Extracted data entries:
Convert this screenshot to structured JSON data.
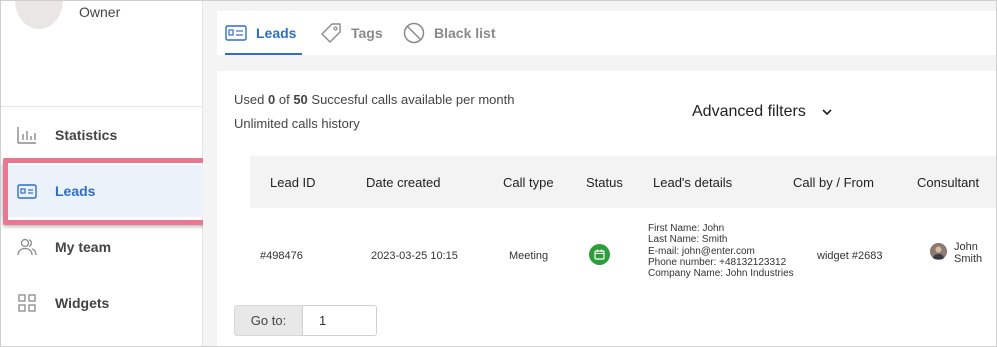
{
  "profile": {
    "role": "Owner"
  },
  "sidebar": {
    "items": [
      {
        "label": "Statistics",
        "icon": "bar-chart-icon"
      },
      {
        "label": "Leads",
        "icon": "contact-card-icon",
        "active": true
      },
      {
        "label": "My team",
        "icon": "team-icon"
      },
      {
        "label": "Widgets",
        "icon": "widgets-grid-icon"
      }
    ]
  },
  "tabs": [
    {
      "label": "Leads",
      "icon": "contact-card-icon",
      "active": true
    },
    {
      "label": "Tags",
      "icon": "tag-icon"
    },
    {
      "label": "Black list",
      "icon": "block-icon"
    }
  ],
  "usage": {
    "prefix": "Used",
    "used": "0",
    "of": "of",
    "limit": "50",
    "suffix": "Succesful calls available per month",
    "history": "Unlimited calls history"
  },
  "filters": {
    "label": "Advanced filters"
  },
  "table": {
    "headers": {
      "lead_id": "Lead ID",
      "date_created": "Date created",
      "call_type": "Call type",
      "status": "Status",
      "details": "Lead's details",
      "call_by": "Call by / From",
      "consultant": "Consultant"
    },
    "rows": [
      {
        "lead_id": "#498476",
        "date_created": "2023-03-25 10:15",
        "call_type": "Meeting",
        "status_icon": "calendar-status-icon",
        "details": {
          "first_name": "First Name: John",
          "last_name": "Last Name: Smith",
          "email": "E-mail: john@enter.com",
          "phone": "Phone number: +48132123312",
          "company": "Company Name: John Industries"
        },
        "call_by": "widget #2683",
        "consultant": {
          "first": "John",
          "last": "Smith"
        }
      }
    ]
  },
  "pagination": {
    "goto_label": "Go to:",
    "page_value": "1"
  },
  "colors": {
    "accent": "#2f6ec7",
    "status_green": "#2c9d3a",
    "highlight": "#e8778f"
  }
}
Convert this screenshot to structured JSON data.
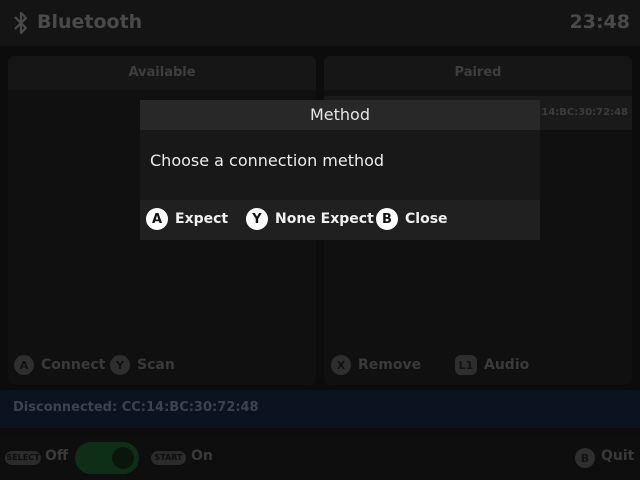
{
  "header": {
    "title": "Bluetooth",
    "clock": "23:48"
  },
  "panels": {
    "available": {
      "title": "Available"
    },
    "paired": {
      "title": "Paired",
      "device_address": "CC:14:BC:30:72:48"
    }
  },
  "hints": {
    "connect": {
      "button": "A",
      "label": "Connect"
    },
    "scan": {
      "button": "Y",
      "label": "Scan"
    },
    "remove": {
      "button": "X",
      "label": "Remove"
    },
    "audio": {
      "button": "L1",
      "label": "Audio"
    }
  },
  "status": {
    "text": "Disconnected: CC:14:BC:30:72:48"
  },
  "footer": {
    "select_button": "SELECT",
    "off_label": "Off",
    "start_button": "START",
    "on_label": "On",
    "quit_button": "B",
    "quit_label": "Quit"
  },
  "dialog": {
    "title": "Method",
    "message": "Choose a connection method",
    "actions": [
      {
        "button": "A",
        "label": "Expect"
      },
      {
        "button": "Y",
        "label": "None Expect"
      },
      {
        "button": "B",
        "label": "Close"
      }
    ]
  },
  "colors": {
    "accent_green": "#0e2e18",
    "dialog_bg": "#181818"
  },
  "icons": {
    "header": "bluetooth-icon"
  }
}
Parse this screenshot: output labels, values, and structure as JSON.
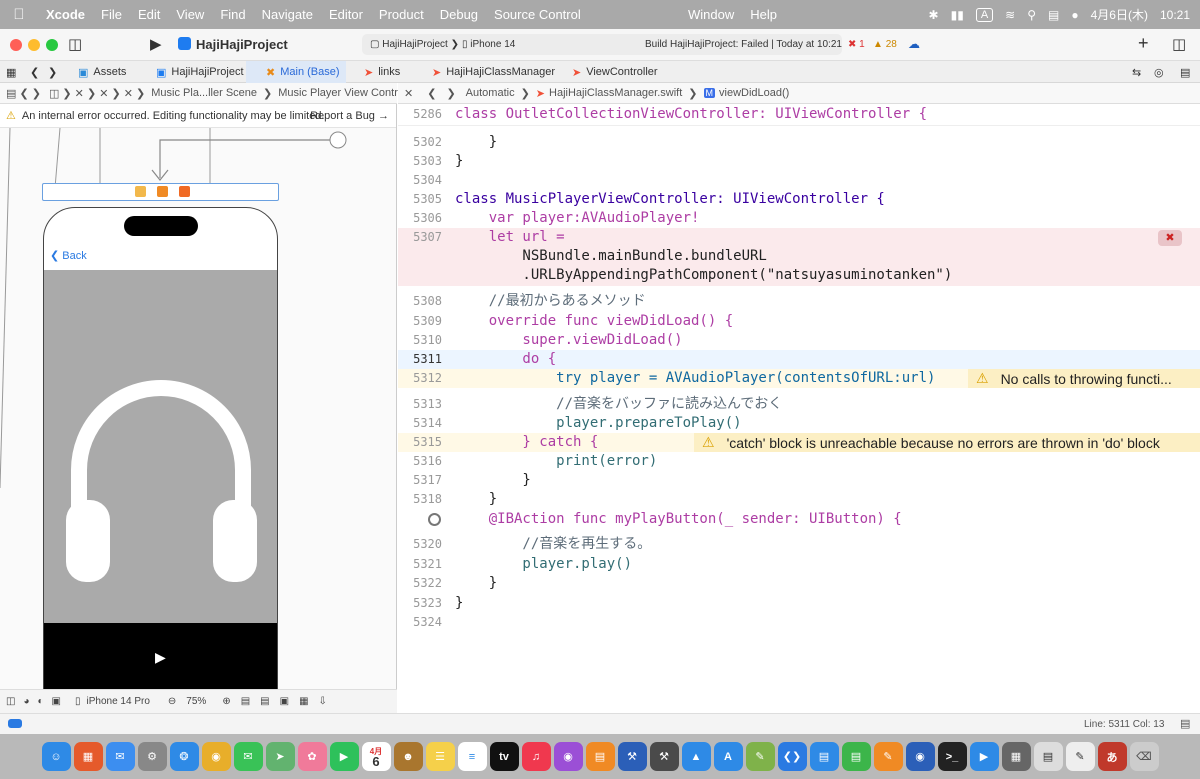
{
  "menubar": {
    "app": "Xcode",
    "items": [
      "File",
      "Edit",
      "View",
      "Find",
      "Navigate",
      "Editor",
      "Product",
      "Debug",
      "Source Control"
    ],
    "right_items": [
      "Window",
      "Help"
    ],
    "input_mode": "A",
    "date": "4月6日(木)",
    "time": "10:21"
  },
  "titlebar": {
    "project": "HajiHajiProject",
    "scheme": "HajiHajiProject",
    "device": "iPhone 14",
    "build_status": "Build HajiHajiProject: Failed | Today at 10:21",
    "errors": "1",
    "warnings": "28"
  },
  "tabs": [
    "Assets",
    "HajiHajiProject",
    "Main (Base)",
    "links",
    "HajiHajiClassManager",
    "ViewController"
  ],
  "left_jump": {
    "scene": "Music Pla...ller Scene",
    "controller": "Music Player View Controller"
  },
  "right_jump": {
    "mode": "Automatic",
    "file": "HajiHajiClassManager.swift",
    "method": "viewDidLoad()"
  },
  "warning_bar": {
    "text": "An internal error occurred. Editing functionality may be limited.",
    "action": "Report a Bug"
  },
  "storyboard": {
    "back_label": "Back"
  },
  "bottom_bar": {
    "device": "iPhone 14 Pro",
    "zoom": "75%"
  },
  "code_lines": [
    {
      "num": "5286",
      "text": "class OutletCollectionViewController: UIViewController {"
    },
    {
      "num": "5302",
      "text": "    }"
    },
    {
      "num": "5303",
      "text": "}"
    },
    {
      "num": "5304",
      "text": ""
    },
    {
      "num": "5305",
      "text": "class MusicPlayerViewController: UIViewController {"
    },
    {
      "num": "5306",
      "text": "    var player:AVAudioPlayer!"
    },
    {
      "num": "5307",
      "text": "    let url ="
    },
    {
      "num": "",
      "text": "        NSBundle.mainBundle.bundleURL"
    },
    {
      "num": "",
      "text": "        .URLByAppendingPathComponent(\"natsuyasuminotanken\")"
    },
    {
      "num": "5308",
      "text": "    //最初からあるメソッド"
    },
    {
      "num": "5309",
      "text": "    override func viewDidLoad() {"
    },
    {
      "num": "5310",
      "text": "        super.viewDidLoad()"
    },
    {
      "num": "5311",
      "text": "        do {"
    },
    {
      "num": "5312",
      "text": "            try player = AVAudioPlayer(contentsOfURL:url)"
    },
    {
      "num": "5313",
      "text": "            //音楽をバッファに読み込んでおく"
    },
    {
      "num": "5314",
      "text": "            player.prepareToPlay()"
    },
    {
      "num": "5315",
      "text": "        } catch {"
    },
    {
      "num": "5316",
      "text": "            print(error)"
    },
    {
      "num": "5317",
      "text": "        }"
    },
    {
      "num": "5318",
      "text": "    }"
    },
    {
      "num": "",
      "text": "    @IBAction func myPlayButton(_ sender: UIButton) {"
    },
    {
      "num": "5320",
      "text": "        //音楽を再生する。"
    },
    {
      "num": "5321",
      "text": "        player.play()"
    },
    {
      "num": "5322",
      "text": "    }"
    },
    {
      "num": "5323",
      "text": "}"
    },
    {
      "num": "5324",
      "text": ""
    }
  ],
  "issues": {
    "w5312": "No calls to throwing functi...",
    "w5315": "'catch' block is unreachable because no errors are thrown in 'do' block"
  },
  "status": {
    "position": "Line: 5311  Col: 13"
  },
  "dock_calendar": {
    "month": "4月",
    "day": "6"
  }
}
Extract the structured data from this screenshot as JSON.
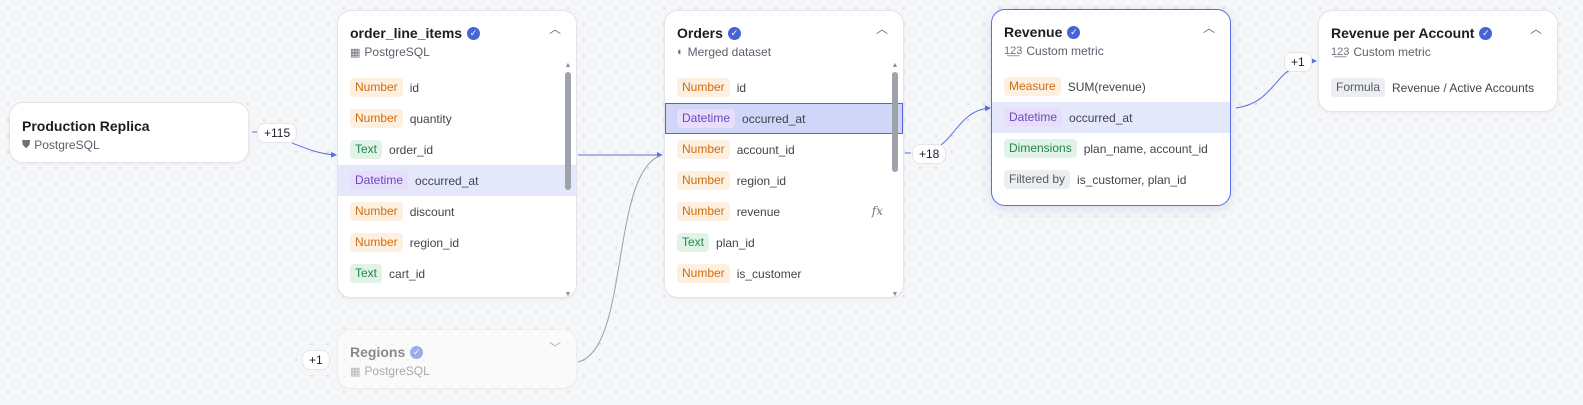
{
  "nodes": {
    "production_replica": {
      "title": "Production Replica",
      "subtitle": "PostgreSQL",
      "icon": "database-icon"
    },
    "order_line_items": {
      "title": "order_line_items",
      "subtitle": "PostgreSQL",
      "icon": "table-icon",
      "fields": [
        {
          "type": "Number",
          "name": "id"
        },
        {
          "type": "Number",
          "name": "quantity"
        },
        {
          "type": "Text",
          "name": "order_id"
        },
        {
          "type": "Datetime",
          "name": "occurred_at"
        },
        {
          "type": "Number",
          "name": "discount"
        },
        {
          "type": "Number",
          "name": "region_id"
        },
        {
          "type": "Text",
          "name": "cart_id"
        }
      ]
    },
    "orders": {
      "title": "Orders",
      "subtitle": "Merged dataset",
      "icon": "merge-icon",
      "fields": [
        {
          "type": "Number",
          "name": "id"
        },
        {
          "type": "Datetime",
          "name": "occurred_at"
        },
        {
          "type": "Number",
          "name": "account_id"
        },
        {
          "type": "Number",
          "name": "region_id"
        },
        {
          "type": "Number",
          "name": "revenue",
          "formula_icon": "fx"
        },
        {
          "type": "Text",
          "name": "plan_id"
        },
        {
          "type": "Number",
          "name": "is_customer"
        }
      ]
    },
    "revenue": {
      "title": "Revenue",
      "subtitle": "Custom metric",
      "icon": "metric-icon",
      "subtitle_glyph": "1̲2̲3",
      "rows": [
        {
          "label": "Measure",
          "value": "SUM(revenue)"
        },
        {
          "label": "Datetime",
          "value": "occurred_at"
        },
        {
          "label": "Dimensions",
          "value": "plan_name, account_id"
        },
        {
          "label": "Filtered by",
          "value": "is_customer, plan_id"
        }
      ]
    },
    "revenue_per_account": {
      "title": "Revenue per Account",
      "subtitle": "Custom metric",
      "icon": "metric-icon",
      "subtitle_glyph": "1̲2̲3",
      "rows": [
        {
          "label": "Formula",
          "value": "Revenue / Active Accounts"
        }
      ]
    },
    "regions": {
      "title": "Regions",
      "subtitle": "PostgreSQL",
      "icon": "table-icon"
    }
  },
  "badges": {
    "replica_out": "+115",
    "orders_out": "+18",
    "revenue_out": "+1",
    "regions_in": "+1"
  },
  "colors": {
    "accent": "#4763d8",
    "wire": "#5a6ee6",
    "wire_faded": "#9a9ea8"
  }
}
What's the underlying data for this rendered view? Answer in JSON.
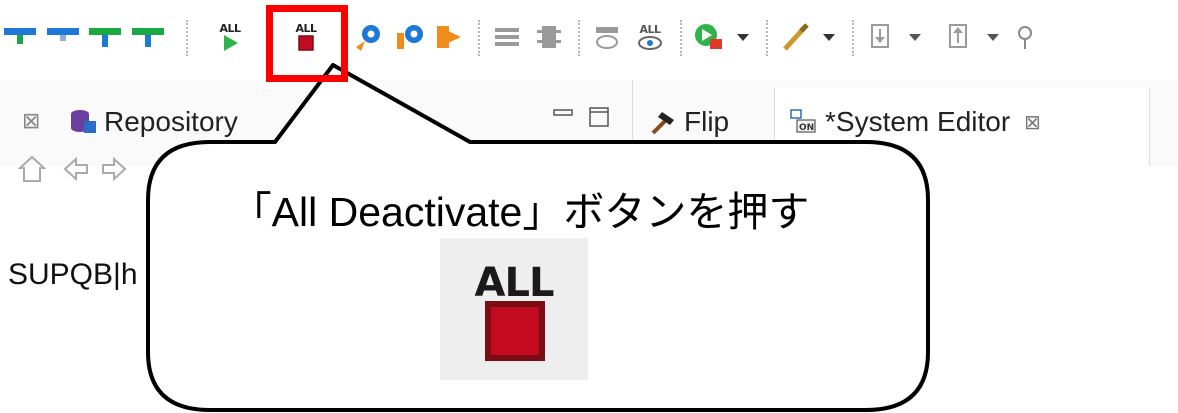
{
  "toolbar": {
    "all_run_label": "ALL",
    "all_deactivate_label": "ALL",
    "all_view_label": "ALL"
  },
  "tabs": {
    "repository_label": "Repository",
    "flip_label": "Flip",
    "system_editor_label": "*System Editor",
    "close_glyph": "⊠"
  },
  "content": {
    "partial_text": "SUPQB|h"
  },
  "callout": {
    "text": "「All Deactivate」ボタンを押す",
    "icon_label": "ALL"
  },
  "colors": {
    "highlight": "#ff0000",
    "stop_red": "#c40a21"
  }
}
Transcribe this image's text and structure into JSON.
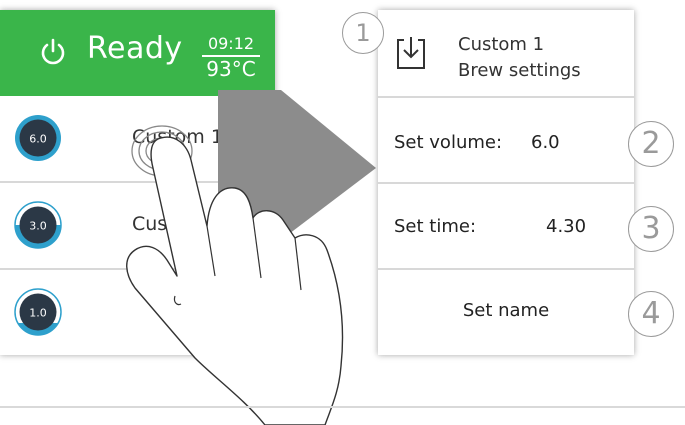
{
  "status": {
    "label": "Ready",
    "time": "09:12",
    "temperature": "93°C",
    "bar_color": "#3ab54a"
  },
  "presets": [
    {
      "volume": "6.0",
      "name": "Custom 1"
    },
    {
      "volume": "3.0",
      "name": "Custom"
    },
    {
      "volume": "1.0",
      "name": ""
    }
  ],
  "settings_menu": {
    "title_line1": "Custom 1",
    "title_line2": "Brew settings",
    "volume_label": "Set volume:",
    "volume_value": "6.0",
    "time_label": "Set time:",
    "time_value": "4.30",
    "name_label": "Set name"
  },
  "callouts": [
    "1",
    "2",
    "3",
    "4"
  ],
  "icons": [
    "power-icon",
    "cup-icon",
    "save-icon",
    "arrow-icon",
    "hand-icon",
    "touch-ripple-icon"
  ]
}
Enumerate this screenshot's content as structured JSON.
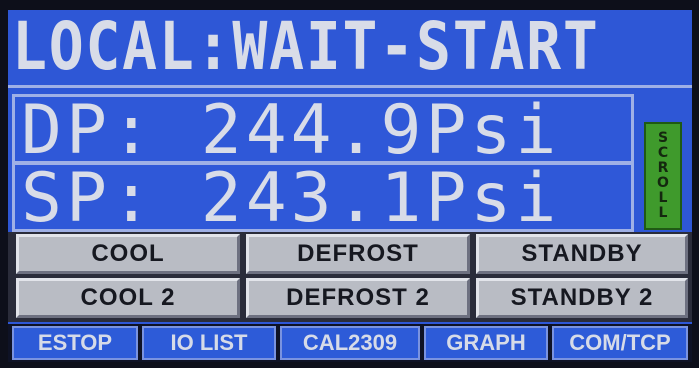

Problem
Check each line of the entries for the string "calls". Copy the lines that have it.

Answer in full
    "suffix": "Succesful calls available per month",
    "history": "Unlimited calls history"
    "w5312": "No calls to throwing functi...",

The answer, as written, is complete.